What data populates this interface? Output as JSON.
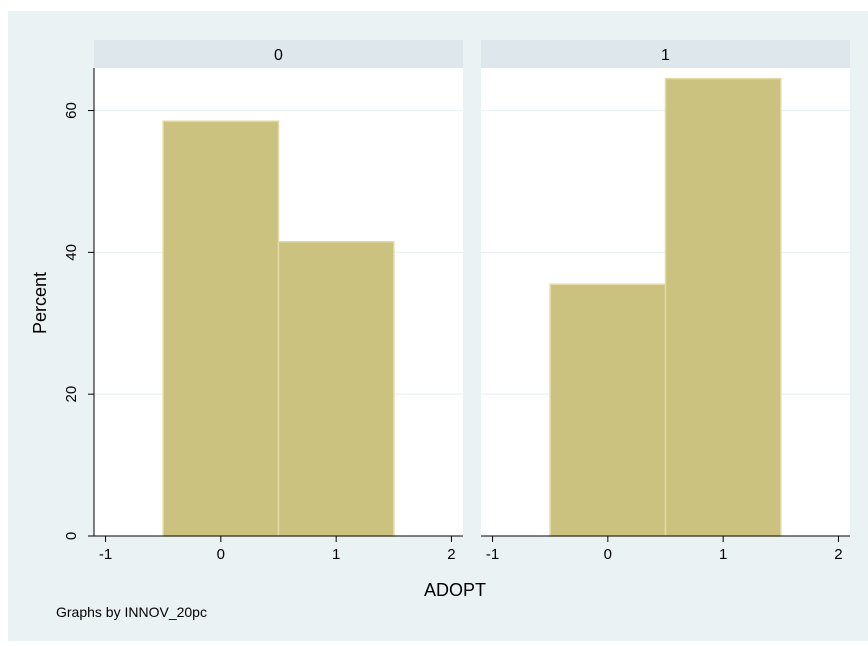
{
  "chart_data": {
    "type": "bar",
    "layout": "faceted-histogram",
    "ylabel": "Percent",
    "xlabel": "ADOPT",
    "note": "Graphs by INNOV_20pc",
    "xlim": [
      -1.1,
      2.1
    ],
    "ylim": [
      0,
      66
    ],
    "xticks": [
      -1,
      0,
      1,
      2
    ],
    "yticks": [
      0,
      20,
      40,
      60
    ],
    "bin_width": 1,
    "grid": true,
    "colors": {
      "bar_fill": "#ccc27f",
      "bar_stroke": "#e2d9a6",
      "outer_background": "#eaf2f3",
      "plot_background": "#ffffff",
      "facet_header": "#dde7ec",
      "gridline": "#eaf2f3"
    },
    "panels": [
      {
        "label": "0",
        "x": [
          0,
          1
        ],
        "values": [
          58.5,
          41.5
        ]
      },
      {
        "label": "1",
        "x": [
          0,
          1
        ],
        "values": [
          35.5,
          64.5
        ]
      }
    ]
  }
}
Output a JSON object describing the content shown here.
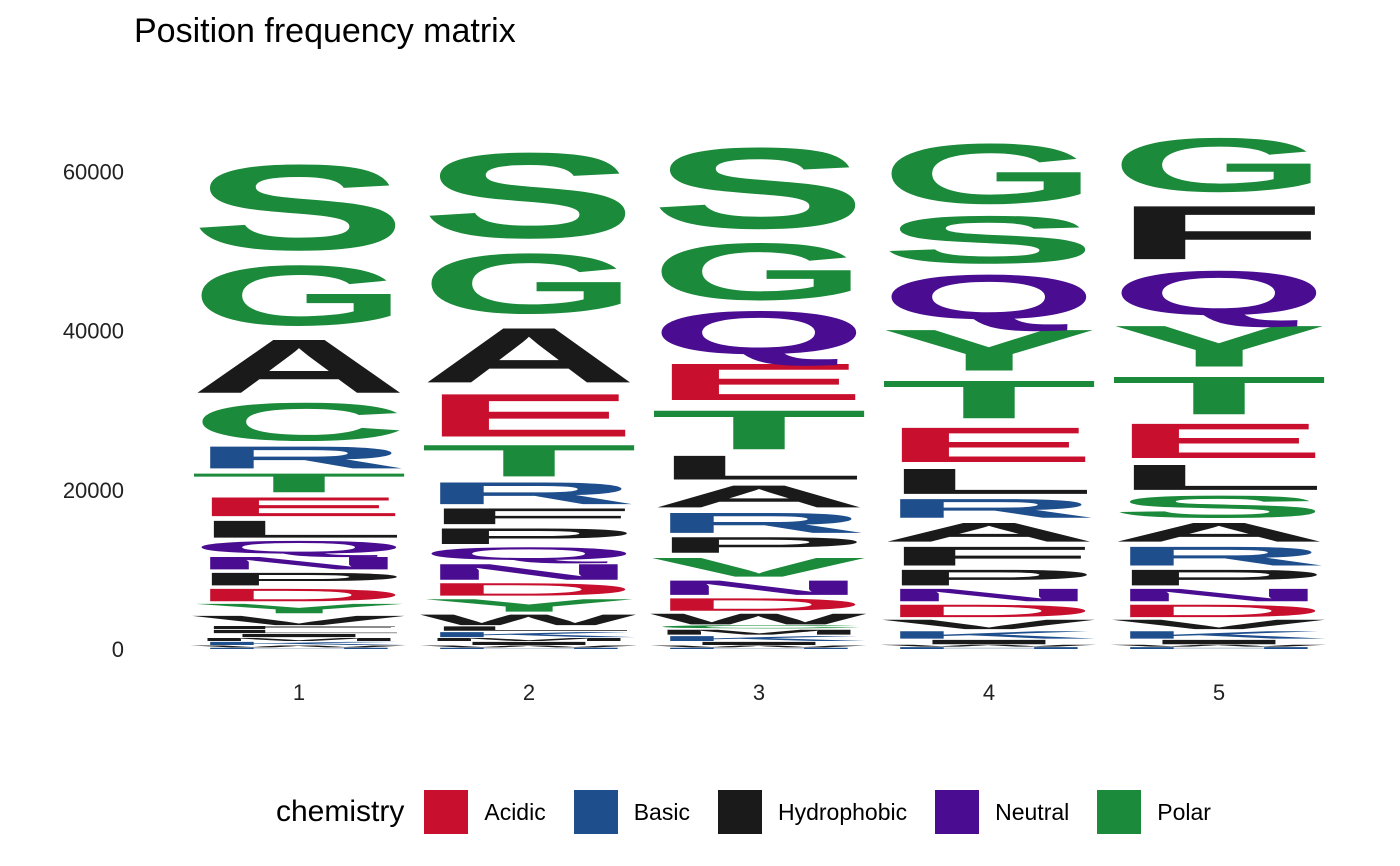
{
  "chart_data": {
    "type": "sequence-logo",
    "title": "Position frequency matrix",
    "xlabel": "",
    "ylabel": "",
    "ylim": [
      0,
      70000
    ],
    "y_ticks": [
      "0",
      "20000",
      "40000",
      "60000"
    ],
    "y_tick_values": [
      0,
      20000,
      40000,
      60000
    ],
    "grid": false,
    "legend_position": "bottom",
    "legend_title": "chemistry",
    "legend": [
      {
        "name": "Acidic",
        "color": "#C8102E"
      },
      {
        "name": "Basic",
        "color": "#1F4E8C"
      },
      {
        "name": "Hydrophobic",
        "color": "#1A1A1A"
      },
      {
        "name": "Neutral",
        "color": "#4A0D91"
      },
      {
        "name": "Polar",
        "color": "#1B8A3A"
      }
    ],
    "positions": [
      {
        "label": "1",
        "letters": [
          {
            "letter": "H",
            "count": 200,
            "group": "Basic"
          },
          {
            "letter": "W",
            "count": 300,
            "group": "Hydrophobic"
          },
          {
            "letter": "K",
            "count": 500,
            "group": "Basic"
          },
          {
            "letter": "M",
            "count": 500,
            "group": "Hydrophobic"
          },
          {
            "letter": "I",
            "count": 500,
            "group": "Hydrophobic"
          },
          {
            "letter": "L",
            "count": 500,
            "group": "Hydrophobic"
          },
          {
            "letter": "F",
            "count": 500,
            "group": "Hydrophobic"
          },
          {
            "letter": "V",
            "count": 1500,
            "group": "Hydrophobic"
          },
          {
            "letter": "Y",
            "count": 1500,
            "group": "Polar"
          },
          {
            "letter": "D",
            "count": 2000,
            "group": "Acidic"
          },
          {
            "letter": "P",
            "count": 2000,
            "group": "Hydrophobic"
          },
          {
            "letter": "N",
            "count": 2000,
            "group": "Neutral"
          },
          {
            "letter": "Q",
            "count": 2000,
            "group": "Neutral"
          },
          {
            "letter": "L",
            "count": 2700,
            "group": "Hydrophobic"
          },
          {
            "letter": "E",
            "count": 3000,
            "group": "Acidic"
          },
          {
            "letter": "T",
            "count": 3000,
            "group": "Polar"
          },
          {
            "letter": "R",
            "count": 3500,
            "group": "Basic"
          },
          {
            "letter": "C",
            "count": 6000,
            "group": "Polar"
          },
          {
            "letter": "A",
            "count": 8500,
            "group": "Hydrophobic"
          },
          {
            "letter": "G",
            "count": 9500,
            "group": "Polar"
          },
          {
            "letter": "S",
            "count": 13500,
            "group": "Polar"
          }
        ]
      },
      {
        "label": "2",
        "letters": [
          {
            "letter": "H",
            "count": 200,
            "group": "Basic"
          },
          {
            "letter": "W",
            "count": 300,
            "group": "Hydrophobic"
          },
          {
            "letter": "I",
            "count": 500,
            "group": "Hydrophobic"
          },
          {
            "letter": "M",
            "count": 500,
            "group": "Hydrophobic"
          },
          {
            "letter": "K",
            "count": 800,
            "group": "Basic"
          },
          {
            "letter": "L",
            "count": 700,
            "group": "Hydrophobic"
          },
          {
            "letter": "W",
            "count": 1700,
            "group": "Hydrophobic"
          },
          {
            "letter": "Y",
            "count": 2000,
            "group": "Polar"
          },
          {
            "letter": "D",
            "count": 2000,
            "group": "Acidic"
          },
          {
            "letter": "N",
            "count": 2500,
            "group": "Neutral"
          },
          {
            "letter": "Q",
            "count": 2000,
            "group": "Neutral"
          },
          {
            "letter": "P",
            "count": 2500,
            "group": "Hydrophobic"
          },
          {
            "letter": "F",
            "count": 2500,
            "group": "Hydrophobic"
          },
          {
            "letter": "R",
            "count": 3500,
            "group": "Basic"
          },
          {
            "letter": "T",
            "count": 5000,
            "group": "Polar"
          },
          {
            "letter": "E",
            "count": 6800,
            "group": "Acidic"
          },
          {
            "letter": "A",
            "count": 8700,
            "group": "Hydrophobic"
          },
          {
            "letter": "G",
            "count": 9500,
            "group": "Polar"
          },
          {
            "letter": "S",
            "count": 13500,
            "group": "Polar"
          }
        ]
      },
      {
        "label": "3",
        "letters": [
          {
            "letter": "H",
            "count": 200,
            "group": "Basic"
          },
          {
            "letter": "W",
            "count": 300,
            "group": "Hydrophobic"
          },
          {
            "letter": "I",
            "count": 500,
            "group": "Hydrophobic"
          },
          {
            "letter": "K",
            "count": 800,
            "group": "Basic"
          },
          {
            "letter": "M",
            "count": 800,
            "group": "Hydrophobic"
          },
          {
            "letter": "C",
            "count": 500,
            "group": "Polar"
          },
          {
            "letter": "W",
            "count": 1700,
            "group": "Hydrophobic"
          },
          {
            "letter": "D",
            "count": 2000,
            "group": "Acidic"
          },
          {
            "letter": "N",
            "count": 2300,
            "group": "Neutral"
          },
          {
            "letter": "V",
            "count": 3000,
            "group": "Polar"
          },
          {
            "letter": "P",
            "count": 2500,
            "group": "Hydrophobic"
          },
          {
            "letter": "R",
            "count": 3200,
            "group": "Basic"
          },
          {
            "letter": "A",
            "count": 3500,
            "group": "Hydrophobic"
          },
          {
            "letter": "L",
            "count": 3800,
            "group": "Hydrophobic"
          },
          {
            "letter": "T",
            "count": 6200,
            "group": "Polar"
          },
          {
            "letter": "E",
            "count": 5800,
            "group": "Acidic"
          },
          {
            "letter": "Q",
            "count": 6800,
            "group": "Neutral"
          },
          {
            "letter": "G",
            "count": 9000,
            "group": "Polar"
          },
          {
            "letter": "S",
            "count": 12800,
            "group": "Polar"
          }
        ]
      },
      {
        "label": "4",
        "letters": [
          {
            "letter": "H",
            "count": 300,
            "group": "Basic"
          },
          {
            "letter": "W",
            "count": 300,
            "group": "Hydrophobic"
          },
          {
            "letter": "I",
            "count": 700,
            "group": "Hydrophobic"
          },
          {
            "letter": "K",
            "count": 1200,
            "group": "Basic"
          },
          {
            "letter": "V",
            "count": 1500,
            "group": "Hydrophobic"
          },
          {
            "letter": "D",
            "count": 2000,
            "group": "Acidic"
          },
          {
            "letter": "N",
            "count": 2000,
            "group": "Neutral"
          },
          {
            "letter": "P",
            "count": 2500,
            "group": "Hydrophobic"
          },
          {
            "letter": "F",
            "count": 3000,
            "group": "Hydrophobic"
          },
          {
            "letter": "A",
            "count": 3000,
            "group": "Hydrophobic"
          },
          {
            "letter": "R",
            "count": 3000,
            "group": "Basic"
          },
          {
            "letter": "L",
            "count": 4000,
            "group": "Hydrophobic"
          },
          {
            "letter": "E",
            "count": 5500,
            "group": "Acidic"
          },
          {
            "letter": "T",
            "count": 6000,
            "group": "Polar"
          },
          {
            "letter": "Y",
            "count": 6500,
            "group": "Polar"
          },
          {
            "letter": "Q",
            "count": 7000,
            "group": "Neutral"
          },
          {
            "letter": "S",
            "count": 7500,
            "group": "Polar"
          },
          {
            "letter": "G",
            "count": 9500,
            "group": "Polar"
          }
        ]
      },
      {
        "label": "5",
        "letters": [
          {
            "letter": "H",
            "count": 300,
            "group": "Basic"
          },
          {
            "letter": "W",
            "count": 300,
            "group": "Hydrophobic"
          },
          {
            "letter": "I",
            "count": 700,
            "group": "Hydrophobic"
          },
          {
            "letter": "K",
            "count": 1200,
            "group": "Basic"
          },
          {
            "letter": "V",
            "count": 1500,
            "group": "Hydrophobic"
          },
          {
            "letter": "D",
            "count": 2000,
            "group": "Acidic"
          },
          {
            "letter": "N",
            "count": 2000,
            "group": "Neutral"
          },
          {
            "letter": "P",
            "count": 2500,
            "group": "Hydrophobic"
          },
          {
            "letter": "R",
            "count": 3000,
            "group": "Basic"
          },
          {
            "letter": "A",
            "count": 3000,
            "group": "Hydrophobic"
          },
          {
            "letter": "S",
            "count": 3500,
            "group": "Polar"
          },
          {
            "letter": "L",
            "count": 4000,
            "group": "Hydrophobic"
          },
          {
            "letter": "E",
            "count": 5500,
            "group": "Acidic"
          },
          {
            "letter": "T",
            "count": 6000,
            "group": "Polar"
          },
          {
            "letter": "Y",
            "count": 6500,
            "group": "Polar"
          },
          {
            "letter": "Q",
            "count": 7000,
            "group": "Neutral"
          },
          {
            "letter": "F",
            "count": 8500,
            "group": "Hydrophobic"
          },
          {
            "letter": "G",
            "count": 8500,
            "group": "Polar"
          }
        ]
      }
    ]
  }
}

####################

• _Task to carry out_:
Copy out each line of the records that holds the string "Output".

• _Worked answer_:
What data populates this interface? Output as JSON.
Output a JSON object describing the content shown here.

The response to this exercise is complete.